[Stored data]
────────────────────
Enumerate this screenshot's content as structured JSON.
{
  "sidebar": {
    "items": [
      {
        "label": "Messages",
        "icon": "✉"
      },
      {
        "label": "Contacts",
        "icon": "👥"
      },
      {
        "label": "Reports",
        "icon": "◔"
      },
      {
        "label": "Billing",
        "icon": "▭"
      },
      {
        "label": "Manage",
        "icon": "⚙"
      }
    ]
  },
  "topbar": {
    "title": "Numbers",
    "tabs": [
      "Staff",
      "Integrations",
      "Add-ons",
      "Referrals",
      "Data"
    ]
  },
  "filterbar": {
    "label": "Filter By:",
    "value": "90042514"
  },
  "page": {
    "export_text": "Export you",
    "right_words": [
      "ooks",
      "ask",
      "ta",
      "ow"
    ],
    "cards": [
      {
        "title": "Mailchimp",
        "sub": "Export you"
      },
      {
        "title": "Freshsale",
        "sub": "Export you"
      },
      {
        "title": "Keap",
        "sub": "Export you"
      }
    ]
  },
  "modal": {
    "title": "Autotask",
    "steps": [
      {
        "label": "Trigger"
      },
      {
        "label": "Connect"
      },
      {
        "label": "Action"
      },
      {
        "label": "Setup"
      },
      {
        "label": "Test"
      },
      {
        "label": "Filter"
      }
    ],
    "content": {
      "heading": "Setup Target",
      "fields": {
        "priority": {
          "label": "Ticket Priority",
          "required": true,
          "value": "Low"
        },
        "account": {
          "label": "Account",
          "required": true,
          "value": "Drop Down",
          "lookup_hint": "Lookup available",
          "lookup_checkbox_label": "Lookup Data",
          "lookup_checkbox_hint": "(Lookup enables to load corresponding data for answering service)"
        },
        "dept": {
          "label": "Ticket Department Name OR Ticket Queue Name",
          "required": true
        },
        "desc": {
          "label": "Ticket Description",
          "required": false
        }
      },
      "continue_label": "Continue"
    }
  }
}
────────────────────
> [Task directions]
Repeat all of the entries exactly.

> [Answer for the task]
Enumerate this screenshot's content as structured JSON.
{
  "sidebar": {
    "items": [
      {
        "label": "Messages",
        "icon": "✉"
      },
      {
        "label": "Contacts",
        "icon": "👥"
      },
      {
        "label": "Reports",
        "icon": "◔"
      },
      {
        "label": "Billing",
        "icon": "▭"
      },
      {
        "label": "Manage",
        "icon": "⚙"
      }
    ]
  },
  "topbar": {
    "title": "Numbers",
    "tabs": [
      "Staff",
      "Integrations",
      "Add-ons",
      "Referrals",
      "Data"
    ]
  },
  "filterbar": {
    "label": "Filter By:",
    "value": "90042514"
  },
  "page": {
    "export_text": "Export you",
    "right_words": [
      "ooks",
      "ask",
      "ta",
      "ow"
    ],
    "cards": [
      {
        "title": "Mailchimp",
        "sub": "Export you"
      },
      {
        "title": "Freshsale",
        "sub": "Export you"
      },
      {
        "title": "Keap",
        "sub": "Export you"
      }
    ]
  },
  "modal": {
    "title": "Autotask",
    "steps": [
      {
        "label": "Trigger"
      },
      {
        "label": "Connect"
      },
      {
        "label": "Action"
      },
      {
        "label": "Setup"
      },
      {
        "label": "Test"
      },
      {
        "label": "Filter"
      }
    ],
    "content": {
      "heading": "Setup Target",
      "fields": {
        "priority": {
          "label": "Ticket Priority",
          "required": true,
          "value": "Low"
        },
        "account": {
          "label": "Account",
          "required": true,
          "value": "Drop Down",
          "lookup_hint": "Lookup available",
          "lookup_checkbox_label": "Lookup Data",
          "lookup_checkbox_hint": "(Lookup enables to load corresponding data for answering service)"
        },
        "dept": {
          "label": "Ticket Department Name OR Ticket Queue Name",
          "required": true
        },
        "desc": {
          "label": "Ticket Description",
          "required": false
        }
      },
      "continue_label": "Continue"
    }
  }
}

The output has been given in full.